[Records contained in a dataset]
— BEGIN —

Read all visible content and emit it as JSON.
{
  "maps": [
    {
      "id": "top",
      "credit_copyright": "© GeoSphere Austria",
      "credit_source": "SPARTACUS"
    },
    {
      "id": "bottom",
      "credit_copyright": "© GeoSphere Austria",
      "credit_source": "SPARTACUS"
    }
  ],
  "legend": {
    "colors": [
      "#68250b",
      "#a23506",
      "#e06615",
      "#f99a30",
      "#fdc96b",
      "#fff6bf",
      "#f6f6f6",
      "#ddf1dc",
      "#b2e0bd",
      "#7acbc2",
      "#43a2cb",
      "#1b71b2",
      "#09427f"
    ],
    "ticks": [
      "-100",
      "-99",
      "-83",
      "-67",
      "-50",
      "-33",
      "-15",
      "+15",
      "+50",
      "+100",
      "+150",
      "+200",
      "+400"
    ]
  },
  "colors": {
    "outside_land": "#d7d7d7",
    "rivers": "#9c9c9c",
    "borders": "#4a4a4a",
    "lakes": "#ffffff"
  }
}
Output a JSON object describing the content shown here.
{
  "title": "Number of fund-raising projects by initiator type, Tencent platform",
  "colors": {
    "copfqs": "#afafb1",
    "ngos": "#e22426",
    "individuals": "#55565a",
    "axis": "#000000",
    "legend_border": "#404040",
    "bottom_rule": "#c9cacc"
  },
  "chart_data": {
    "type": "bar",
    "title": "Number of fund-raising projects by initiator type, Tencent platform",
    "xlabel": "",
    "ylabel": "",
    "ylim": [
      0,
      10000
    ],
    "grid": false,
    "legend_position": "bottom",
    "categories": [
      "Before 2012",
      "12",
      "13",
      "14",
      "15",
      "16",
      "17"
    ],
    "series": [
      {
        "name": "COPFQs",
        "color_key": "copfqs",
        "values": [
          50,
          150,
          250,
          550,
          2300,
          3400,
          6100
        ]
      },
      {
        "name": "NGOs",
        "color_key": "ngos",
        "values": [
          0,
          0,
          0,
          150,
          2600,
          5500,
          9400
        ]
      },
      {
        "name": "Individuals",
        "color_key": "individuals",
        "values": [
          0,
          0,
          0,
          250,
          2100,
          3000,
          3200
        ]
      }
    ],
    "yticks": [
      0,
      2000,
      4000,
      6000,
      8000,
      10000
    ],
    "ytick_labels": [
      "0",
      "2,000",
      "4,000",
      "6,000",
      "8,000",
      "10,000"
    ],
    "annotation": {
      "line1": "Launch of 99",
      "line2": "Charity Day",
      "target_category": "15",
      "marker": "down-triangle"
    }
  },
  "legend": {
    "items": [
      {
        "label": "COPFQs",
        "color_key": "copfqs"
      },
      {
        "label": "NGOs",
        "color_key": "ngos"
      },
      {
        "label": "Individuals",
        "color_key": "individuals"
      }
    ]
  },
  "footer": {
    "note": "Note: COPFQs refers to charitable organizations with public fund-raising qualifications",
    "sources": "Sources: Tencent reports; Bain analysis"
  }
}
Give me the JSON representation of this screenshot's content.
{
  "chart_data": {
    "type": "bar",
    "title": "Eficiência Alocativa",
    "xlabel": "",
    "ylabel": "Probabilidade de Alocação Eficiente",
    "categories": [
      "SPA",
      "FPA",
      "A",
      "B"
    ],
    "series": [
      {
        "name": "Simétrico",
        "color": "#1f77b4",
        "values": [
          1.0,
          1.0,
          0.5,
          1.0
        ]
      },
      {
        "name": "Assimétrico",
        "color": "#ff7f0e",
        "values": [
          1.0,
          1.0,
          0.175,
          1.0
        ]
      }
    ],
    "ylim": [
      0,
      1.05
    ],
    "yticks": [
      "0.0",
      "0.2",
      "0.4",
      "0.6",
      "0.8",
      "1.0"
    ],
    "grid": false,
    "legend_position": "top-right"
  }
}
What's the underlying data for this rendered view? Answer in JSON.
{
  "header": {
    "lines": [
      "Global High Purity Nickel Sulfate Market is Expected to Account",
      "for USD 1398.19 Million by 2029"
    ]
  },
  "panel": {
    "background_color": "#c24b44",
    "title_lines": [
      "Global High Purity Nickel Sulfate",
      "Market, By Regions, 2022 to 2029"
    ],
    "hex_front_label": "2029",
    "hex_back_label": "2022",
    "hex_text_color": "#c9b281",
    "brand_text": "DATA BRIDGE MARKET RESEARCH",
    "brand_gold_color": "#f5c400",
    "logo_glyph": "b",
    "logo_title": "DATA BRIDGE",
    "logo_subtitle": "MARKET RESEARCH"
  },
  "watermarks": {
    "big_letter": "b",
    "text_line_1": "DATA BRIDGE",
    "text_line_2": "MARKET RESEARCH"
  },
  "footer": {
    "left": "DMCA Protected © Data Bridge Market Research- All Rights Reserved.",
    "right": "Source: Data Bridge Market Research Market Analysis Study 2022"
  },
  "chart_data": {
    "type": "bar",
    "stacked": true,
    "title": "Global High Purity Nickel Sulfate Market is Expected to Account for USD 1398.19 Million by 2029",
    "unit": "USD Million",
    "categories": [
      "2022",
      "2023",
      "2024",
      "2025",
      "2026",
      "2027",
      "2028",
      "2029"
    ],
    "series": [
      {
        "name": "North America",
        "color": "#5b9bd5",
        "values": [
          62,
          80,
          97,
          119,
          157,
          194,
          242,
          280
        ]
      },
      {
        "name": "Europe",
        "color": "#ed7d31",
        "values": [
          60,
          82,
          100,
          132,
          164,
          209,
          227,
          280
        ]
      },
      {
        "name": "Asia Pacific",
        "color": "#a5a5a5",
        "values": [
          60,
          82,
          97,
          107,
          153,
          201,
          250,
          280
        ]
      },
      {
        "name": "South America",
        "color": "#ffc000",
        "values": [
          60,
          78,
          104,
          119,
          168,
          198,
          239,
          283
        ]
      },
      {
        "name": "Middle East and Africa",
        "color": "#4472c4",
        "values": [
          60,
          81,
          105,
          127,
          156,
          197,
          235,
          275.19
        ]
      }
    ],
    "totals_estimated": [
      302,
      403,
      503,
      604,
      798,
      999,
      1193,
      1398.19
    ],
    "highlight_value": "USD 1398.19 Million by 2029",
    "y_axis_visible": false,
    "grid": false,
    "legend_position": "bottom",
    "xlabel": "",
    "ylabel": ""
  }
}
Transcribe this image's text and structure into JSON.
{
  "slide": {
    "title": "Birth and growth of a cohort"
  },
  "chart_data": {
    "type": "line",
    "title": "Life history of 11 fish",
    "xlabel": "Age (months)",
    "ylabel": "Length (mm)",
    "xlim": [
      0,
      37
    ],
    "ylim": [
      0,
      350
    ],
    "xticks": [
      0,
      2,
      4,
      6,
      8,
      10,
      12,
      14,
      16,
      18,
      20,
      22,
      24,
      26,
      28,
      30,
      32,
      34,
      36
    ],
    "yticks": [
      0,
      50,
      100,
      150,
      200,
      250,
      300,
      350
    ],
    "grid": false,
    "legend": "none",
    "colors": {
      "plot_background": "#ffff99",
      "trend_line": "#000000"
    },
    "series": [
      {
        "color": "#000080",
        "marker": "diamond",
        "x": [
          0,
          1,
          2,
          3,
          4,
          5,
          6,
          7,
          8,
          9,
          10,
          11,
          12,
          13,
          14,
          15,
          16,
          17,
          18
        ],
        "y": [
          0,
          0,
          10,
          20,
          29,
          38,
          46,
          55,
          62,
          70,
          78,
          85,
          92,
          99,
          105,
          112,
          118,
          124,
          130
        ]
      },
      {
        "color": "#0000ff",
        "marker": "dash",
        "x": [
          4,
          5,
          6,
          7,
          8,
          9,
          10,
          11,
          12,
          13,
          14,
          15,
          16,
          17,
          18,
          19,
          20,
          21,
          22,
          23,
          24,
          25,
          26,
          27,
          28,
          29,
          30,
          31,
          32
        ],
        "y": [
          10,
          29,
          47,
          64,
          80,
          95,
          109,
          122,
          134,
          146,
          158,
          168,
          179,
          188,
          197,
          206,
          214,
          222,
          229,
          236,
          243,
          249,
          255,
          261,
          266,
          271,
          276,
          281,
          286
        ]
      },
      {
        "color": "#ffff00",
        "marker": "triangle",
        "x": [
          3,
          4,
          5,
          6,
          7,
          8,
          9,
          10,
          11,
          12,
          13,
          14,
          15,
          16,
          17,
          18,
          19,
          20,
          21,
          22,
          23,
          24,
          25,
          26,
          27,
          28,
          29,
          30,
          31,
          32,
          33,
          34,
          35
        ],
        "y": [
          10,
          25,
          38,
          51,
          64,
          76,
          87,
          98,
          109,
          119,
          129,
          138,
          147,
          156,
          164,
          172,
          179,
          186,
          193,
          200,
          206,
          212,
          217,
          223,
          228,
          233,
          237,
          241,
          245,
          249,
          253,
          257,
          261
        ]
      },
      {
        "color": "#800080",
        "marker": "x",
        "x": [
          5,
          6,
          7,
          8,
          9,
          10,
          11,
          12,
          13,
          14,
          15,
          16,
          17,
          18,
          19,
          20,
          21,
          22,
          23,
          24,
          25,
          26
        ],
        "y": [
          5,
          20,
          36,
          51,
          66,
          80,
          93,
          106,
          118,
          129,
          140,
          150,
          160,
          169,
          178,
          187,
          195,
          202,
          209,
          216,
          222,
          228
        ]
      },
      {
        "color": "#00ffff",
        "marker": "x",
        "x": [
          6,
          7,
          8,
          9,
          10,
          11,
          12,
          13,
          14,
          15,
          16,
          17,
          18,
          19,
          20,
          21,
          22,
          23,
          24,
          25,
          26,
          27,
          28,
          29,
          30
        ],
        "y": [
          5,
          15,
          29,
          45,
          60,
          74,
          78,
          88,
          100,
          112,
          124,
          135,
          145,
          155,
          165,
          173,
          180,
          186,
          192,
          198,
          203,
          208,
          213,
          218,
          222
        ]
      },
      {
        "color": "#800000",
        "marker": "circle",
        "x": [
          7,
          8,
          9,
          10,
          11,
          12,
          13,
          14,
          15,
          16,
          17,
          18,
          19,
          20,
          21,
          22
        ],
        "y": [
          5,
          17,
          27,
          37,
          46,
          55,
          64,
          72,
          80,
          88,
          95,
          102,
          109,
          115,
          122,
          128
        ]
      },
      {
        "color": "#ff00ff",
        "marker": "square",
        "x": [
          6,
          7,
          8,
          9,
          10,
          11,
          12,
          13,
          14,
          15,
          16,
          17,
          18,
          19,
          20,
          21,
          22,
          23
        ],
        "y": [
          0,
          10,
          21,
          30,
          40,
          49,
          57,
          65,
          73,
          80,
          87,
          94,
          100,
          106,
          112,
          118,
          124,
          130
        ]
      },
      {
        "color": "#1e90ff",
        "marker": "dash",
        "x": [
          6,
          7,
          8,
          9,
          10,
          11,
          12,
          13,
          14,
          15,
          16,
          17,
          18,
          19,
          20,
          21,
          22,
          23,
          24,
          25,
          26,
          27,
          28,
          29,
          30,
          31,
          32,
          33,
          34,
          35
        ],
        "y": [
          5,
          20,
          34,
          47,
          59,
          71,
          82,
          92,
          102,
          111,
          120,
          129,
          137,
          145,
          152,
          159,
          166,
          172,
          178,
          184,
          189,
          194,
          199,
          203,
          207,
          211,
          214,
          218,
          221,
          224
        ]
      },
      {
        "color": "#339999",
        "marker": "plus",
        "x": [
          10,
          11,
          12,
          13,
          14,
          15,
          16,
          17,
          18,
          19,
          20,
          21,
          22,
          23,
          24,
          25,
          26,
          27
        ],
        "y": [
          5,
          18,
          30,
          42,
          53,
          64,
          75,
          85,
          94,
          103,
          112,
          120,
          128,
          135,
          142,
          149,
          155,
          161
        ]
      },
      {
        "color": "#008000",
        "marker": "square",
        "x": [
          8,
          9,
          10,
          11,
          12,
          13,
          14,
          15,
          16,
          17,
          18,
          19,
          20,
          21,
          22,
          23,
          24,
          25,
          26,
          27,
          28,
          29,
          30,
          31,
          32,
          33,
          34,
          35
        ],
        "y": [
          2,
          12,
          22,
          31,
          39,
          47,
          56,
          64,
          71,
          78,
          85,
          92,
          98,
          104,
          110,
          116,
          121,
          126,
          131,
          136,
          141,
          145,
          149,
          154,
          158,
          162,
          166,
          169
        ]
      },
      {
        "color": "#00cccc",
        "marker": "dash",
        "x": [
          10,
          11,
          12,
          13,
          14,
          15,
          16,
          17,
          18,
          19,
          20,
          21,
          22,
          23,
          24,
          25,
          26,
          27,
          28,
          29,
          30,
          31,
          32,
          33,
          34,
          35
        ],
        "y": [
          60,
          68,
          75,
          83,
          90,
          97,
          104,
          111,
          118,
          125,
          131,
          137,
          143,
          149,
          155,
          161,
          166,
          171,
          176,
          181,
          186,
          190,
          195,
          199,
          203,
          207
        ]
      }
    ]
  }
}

— END —

■ Set problem:
Copy each line of the records that contains the word "Expected".

■ Solution below:
      "Global High Purity Nickel Sulfate Market is Expected to Account",
    "title": "Global High Purity Nickel Sulfate Market is Expected to Account for USD 1398.19 Million by 2029",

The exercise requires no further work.